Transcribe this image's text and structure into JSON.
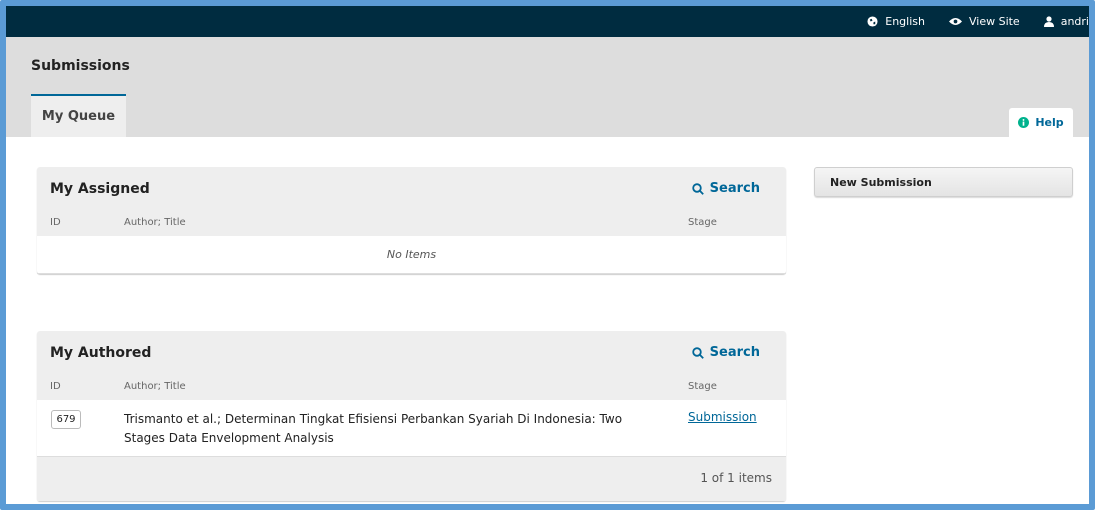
{
  "topbar": {
    "language": "English",
    "view_site": "View Site",
    "user": "andri"
  },
  "header": {
    "title": "Submissions",
    "tabs": [
      {
        "label": "My Queue"
      }
    ],
    "help": "Help"
  },
  "assigned": {
    "title": "My Assigned",
    "search": "Search",
    "columns": {
      "id": "ID",
      "author_title": "Author; Title",
      "stage": "Stage"
    },
    "empty": "No Items"
  },
  "authored": {
    "title": "My Authored",
    "search": "Search",
    "columns": {
      "id": "ID",
      "author_title": "Author; Title",
      "stage": "Stage"
    },
    "items": [
      {
        "id": "679",
        "title": "Trismanto et al.; Determinan Tingkat Efisiensi Perbankan Syariah Di Indonesia: Two Stages Data Envelopment Analysis",
        "stage": "Submission"
      }
    ],
    "pager": "1 of 1 items"
  },
  "sidebar": {
    "new_submission": "New Submission"
  },
  "colors": {
    "brand_dark": "#002c40",
    "accent": "#006798",
    "frame": "#5b9bd5"
  },
  "icons": [
    "globe-icon",
    "eye-icon",
    "user-icon",
    "info-circle-icon",
    "search-icon"
  ]
}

▶ What you are asked to do:
Return all of the entries word for word, but omit the pictures.

▶ Complete output:
Transcribe this image's text and structure into JSON.
{
  "topbar": {
    "language": "English",
    "view_site": "View Site",
    "user": "andri"
  },
  "header": {
    "title": "Submissions",
    "tabs": [
      {
        "label": "My Queue"
      }
    ],
    "help": "Help"
  },
  "assigned": {
    "title": "My Assigned",
    "search": "Search",
    "columns": {
      "id": "ID",
      "author_title": "Author; Title",
      "stage": "Stage"
    },
    "empty": "No Items"
  },
  "authored": {
    "title": "My Authored",
    "search": "Search",
    "columns": {
      "id": "ID",
      "author_title": "Author; Title",
      "stage": "Stage"
    },
    "items": [
      {
        "id": "679",
        "title": "Trismanto et al.; Determinan Tingkat Efisiensi Perbankan Syariah Di Indonesia: Two Stages Data Envelopment Analysis",
        "stage": "Submission"
      }
    ],
    "pager": "1 of 1 items"
  },
  "sidebar": {
    "new_submission": "New Submission"
  },
  "colors": {
    "brand_dark": "#002c40",
    "accent": "#006798",
    "frame": "#5b9bd5"
  },
  "icons": [
    "globe-icon",
    "eye-icon",
    "user-icon",
    "info-circle-icon",
    "search-icon"
  ]
}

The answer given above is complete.